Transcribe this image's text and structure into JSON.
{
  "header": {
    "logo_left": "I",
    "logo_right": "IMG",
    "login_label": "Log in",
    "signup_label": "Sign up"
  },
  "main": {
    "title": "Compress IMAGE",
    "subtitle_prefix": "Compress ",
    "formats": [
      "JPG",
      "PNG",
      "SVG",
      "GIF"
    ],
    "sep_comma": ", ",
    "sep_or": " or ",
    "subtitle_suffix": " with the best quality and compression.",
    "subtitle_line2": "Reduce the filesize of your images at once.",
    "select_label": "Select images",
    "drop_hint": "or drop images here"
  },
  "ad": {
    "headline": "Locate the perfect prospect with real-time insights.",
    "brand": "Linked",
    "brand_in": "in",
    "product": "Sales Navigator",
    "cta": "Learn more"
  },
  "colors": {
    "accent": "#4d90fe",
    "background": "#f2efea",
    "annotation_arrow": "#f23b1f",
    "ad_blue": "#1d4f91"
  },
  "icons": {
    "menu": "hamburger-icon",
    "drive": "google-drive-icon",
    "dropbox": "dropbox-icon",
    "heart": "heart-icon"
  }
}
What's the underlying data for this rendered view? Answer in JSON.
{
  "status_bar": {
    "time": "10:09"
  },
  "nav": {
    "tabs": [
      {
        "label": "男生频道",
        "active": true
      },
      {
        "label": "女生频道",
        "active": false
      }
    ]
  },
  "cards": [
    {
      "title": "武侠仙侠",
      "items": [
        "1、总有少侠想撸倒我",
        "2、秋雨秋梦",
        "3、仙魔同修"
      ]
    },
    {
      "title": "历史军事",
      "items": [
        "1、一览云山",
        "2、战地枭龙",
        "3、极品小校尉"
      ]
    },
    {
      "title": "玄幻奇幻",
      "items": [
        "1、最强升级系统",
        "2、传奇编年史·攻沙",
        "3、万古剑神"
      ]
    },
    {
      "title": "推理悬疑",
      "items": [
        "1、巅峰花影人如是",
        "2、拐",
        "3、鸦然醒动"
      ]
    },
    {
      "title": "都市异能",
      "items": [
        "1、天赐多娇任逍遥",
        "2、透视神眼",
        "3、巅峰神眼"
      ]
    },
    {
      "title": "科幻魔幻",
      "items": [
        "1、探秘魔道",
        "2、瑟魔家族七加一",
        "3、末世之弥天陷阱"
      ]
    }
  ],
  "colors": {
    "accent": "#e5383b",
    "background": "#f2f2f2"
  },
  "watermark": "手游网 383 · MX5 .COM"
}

◆ ◆ ◆

• [Job]:
Transcribe the full listing above without leaving anything out.

• [Complete answer]:
Transcribe this image's text and structure into JSON.
{
  "header": {
    "logo_left": "I",
    "logo_right": "IMG",
    "login_label": "Log in",
    "signup_label": "Sign up"
  },
  "main": {
    "title": "Compress IMAGE",
    "subtitle_prefix": "Compress ",
    "formats": [
      "JPG",
      "PNG",
      "SVG",
      "GIF"
    ],
    "sep_comma": ", ",
    "sep_or": " or ",
    "subtitle_suffix": " with the best quality and compression.",
    "subtitle_line2": "Reduce the filesize of your images at once.",
    "select_label": "Select images",
    "drop_hint": "or drop images here"
  },
  "ad": {
    "headline": "Locate the perfect prospect with real-time insights.",
    "brand": "Linked",
    "brand_in": "in",
    "product": "Sales Navigator",
    "cta": "Learn more"
  },
  "colors": {
    "accent": "#4d90fe",
    "background": "#f2efea",
    "annotation_arrow": "#f23b1f",
    "ad_blue": "#1d4f91"
  },
  "icons": {
    "menu": "hamburger-icon",
    "drive": "google-drive-icon",
    "dropbox": "dropbox-icon",
    "heart": "heart-icon"
  }
}
What's the underlying data for this rendered view? Answer in JSON.
{
  "status_bar": {
    "time": "10:09"
  },
  "nav": {
    "tabs": [
      {
        "label": "男生频道",
        "active": true
      },
      {
        "label": "女生频道",
        "active": false
      }
    ]
  },
  "cards": [
    {
      "title": "武侠仙侠",
      "items": [
        "1、总有少侠想撸倒我",
        "2、秋雨秋梦",
        "3、仙魔同修"
      ]
    },
    {
      "title": "历史军事",
      "items": [
        "1、一览云山",
        "2、战地枭龙",
        "3、极品小校尉"
      ]
    },
    {
      "title": "玄幻奇幻",
      "items": [
        "1、最强升级系统",
        "2、传奇编年史·攻沙",
        "3、万古剑神"
      ]
    },
    {
      "title": "推理悬疑",
      "items": [
        "1、巅峰花影人如是",
        "2、拐",
        "3、鸦然醒动"
      ]
    },
    {
      "title": "都市异能",
      "items": [
        "1、天赐多娇任逍遥",
        "2、透视神眼",
        "3、巅峰神眼"
      ]
    },
    {
      "title": "科幻魔幻",
      "items": [
        "1、探秘魔道",
        "2、瑟魔家族七加一",
        "3、末世之弥天陷阱"
      ]
    }
  ],
  "colors": {
    "accent": "#e5383b",
    "background": "#f2f2f2"
  },
  "watermark": "手游网 383 · MX5 .COM"
}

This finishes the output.